What needs to be done: Reproduce this listing in full.

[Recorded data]
════════════════

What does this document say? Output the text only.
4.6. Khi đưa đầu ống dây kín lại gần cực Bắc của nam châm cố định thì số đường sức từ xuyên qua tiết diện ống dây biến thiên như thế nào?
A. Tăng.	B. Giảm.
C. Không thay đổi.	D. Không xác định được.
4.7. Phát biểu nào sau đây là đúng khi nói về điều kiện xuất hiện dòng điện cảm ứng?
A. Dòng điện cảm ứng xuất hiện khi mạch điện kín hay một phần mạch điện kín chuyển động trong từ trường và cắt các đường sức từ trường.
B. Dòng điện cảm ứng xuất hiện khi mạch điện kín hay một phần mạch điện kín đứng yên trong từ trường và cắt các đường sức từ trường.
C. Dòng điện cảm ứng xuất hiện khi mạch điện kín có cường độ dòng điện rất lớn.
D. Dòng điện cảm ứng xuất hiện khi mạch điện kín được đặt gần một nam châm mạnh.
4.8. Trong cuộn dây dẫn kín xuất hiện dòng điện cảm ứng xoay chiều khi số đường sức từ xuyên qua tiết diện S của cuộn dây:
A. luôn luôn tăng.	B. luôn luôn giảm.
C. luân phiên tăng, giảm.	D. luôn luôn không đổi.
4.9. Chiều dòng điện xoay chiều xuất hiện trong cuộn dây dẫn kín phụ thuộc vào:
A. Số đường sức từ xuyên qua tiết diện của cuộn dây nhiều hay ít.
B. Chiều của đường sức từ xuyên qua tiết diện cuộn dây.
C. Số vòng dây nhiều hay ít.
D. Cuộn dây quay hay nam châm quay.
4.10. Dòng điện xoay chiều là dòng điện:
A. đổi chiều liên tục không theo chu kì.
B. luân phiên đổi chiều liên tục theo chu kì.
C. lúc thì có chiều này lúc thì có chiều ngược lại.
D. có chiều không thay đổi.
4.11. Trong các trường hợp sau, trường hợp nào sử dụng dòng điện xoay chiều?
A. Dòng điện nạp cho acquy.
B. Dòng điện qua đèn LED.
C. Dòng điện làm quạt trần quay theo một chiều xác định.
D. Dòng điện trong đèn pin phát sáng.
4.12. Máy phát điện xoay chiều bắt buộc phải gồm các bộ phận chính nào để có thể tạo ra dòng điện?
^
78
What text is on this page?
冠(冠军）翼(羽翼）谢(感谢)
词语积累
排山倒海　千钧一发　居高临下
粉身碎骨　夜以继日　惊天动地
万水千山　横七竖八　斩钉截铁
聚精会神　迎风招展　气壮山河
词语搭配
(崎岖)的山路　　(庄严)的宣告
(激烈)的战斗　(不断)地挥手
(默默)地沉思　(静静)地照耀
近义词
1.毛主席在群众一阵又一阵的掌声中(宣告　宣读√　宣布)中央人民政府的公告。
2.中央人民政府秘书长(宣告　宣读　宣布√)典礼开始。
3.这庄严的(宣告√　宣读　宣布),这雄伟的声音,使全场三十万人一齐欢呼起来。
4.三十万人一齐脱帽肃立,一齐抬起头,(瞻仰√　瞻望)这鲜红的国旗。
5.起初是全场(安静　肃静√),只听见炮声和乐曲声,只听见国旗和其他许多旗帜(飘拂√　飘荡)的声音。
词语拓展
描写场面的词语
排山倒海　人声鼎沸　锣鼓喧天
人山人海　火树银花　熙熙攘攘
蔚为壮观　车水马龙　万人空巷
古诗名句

════════════════

Output for this exercise:
What does this document say? Output the text only.
4.6. Khi đưa đầu ống dây kín lại gần cực Bắc của nam châm cố định thì số đường sức từ xuyên qua tiết diện ống dây biến thiên như thế nào?
A. Tăng.	B. Giảm.
C. Không thay đổi.	D. Không xác định được.
4.7. Phát biểu nào sau đây là đúng khi nói về điều kiện xuất hiện dòng điện cảm ứng?
A. Dòng điện cảm ứng xuất hiện khi mạch điện kín hay một phần mạch điện kín chuyển động trong từ trường và cắt các đường sức từ trường.
B. Dòng điện cảm ứng xuất hiện khi mạch điện kín hay một phần mạch điện kín đứng yên trong từ trường và cắt các đường sức từ trường.
C. Dòng điện cảm ứng xuất hiện khi mạch điện kín có cường độ dòng điện rất lớn.
D. Dòng điện cảm ứng xuất hiện khi mạch điện kín được đặt gần một nam châm mạnh.
4.8. Trong cuộn dây dẫn kín xuất hiện dòng điện cảm ứng xoay chiều khi số đường sức từ xuyên qua tiết diện S của cuộn dây:
A. luôn luôn tăng.	B. luôn luôn giảm.
C. luân phiên tăng, giảm.	D. luôn luôn không đổi.
4.9. Chiều dòng điện xoay chiều xuất hiện trong cuộn dây dẫn kín phụ thuộc vào:
A. Số đường sức từ xuyên qua tiết diện của cuộn dây nhiều hay ít.
B. Chiều của đường sức từ xuyên qua tiết diện cuộn dây.
C. Số vòng dây nhiều hay ít.
D. Cuộn dây quay hay nam châm quay.
4.10. Dòng điện xoay chiều là dòng điện:
A. đổi chiều liên tục không theo chu kì.
B. luân phiên đổi chiều liên tục theo chu kì.
C. lúc thì có chiều này lúc thì có chiều ngược lại.
D. có chiều không thay đổi.
4.11. Trong các trường hợp sau, trường hợp nào sử dụng dòng điện xoay chiều?
A. Dòng điện nạp cho acquy.
B. Dòng điện qua đèn LED.
C. Dòng điện làm quạt trần quay theo một chiều xác định.
D. Dòng điện trong đèn pin phát sáng.
4.12. Máy phát điện xoay chiều bắt buộc phải gồm các bộ phận chính nào để có thể tạo ra dòng điện?
^
78
What text is on this page?
冠(冠军）翼(羽翼）谢(感谢)
词语积累
排山倒海　千钧一发　居高临下
粉身碎骨　夜以继日　惊天动地
万水千山　横七竖八　斩钉截铁
聚精会神　迎风招展　气壮山河
词语搭配
(崎岖)的山路　　(庄严)的宣告
(激烈)的战斗　(不断)地挥手
(默默)地沉思　(静静)地照耀
近义词
1.毛主席在群众一阵又一阵的掌声中(宣告　宣读√　宣布)中央人民政府的公告。
2.中央人民政府秘书长(宣告　宣读　宣布√)典礼开始。
3.这庄严的(宣告√　宣读　宣布),这雄伟的声音,使全场三十万人一齐欢呼起来。
4.三十万人一齐脱帽肃立,一齐抬起头,(瞻仰√　瞻望)这鲜红的国旗。
5.起初是全场(安静　肃静√),只听见炮声和乐曲声,只听见国旗和其他许多旗帜(飘拂√　飘荡)的声音。
词语拓展
描写场面的词语
排山倒海　人声鼎沸　锣鼓喧天
人山人海　火树银花　熙熙攘攘
蔚为壮观　车水马龙　万人空巷
古诗名句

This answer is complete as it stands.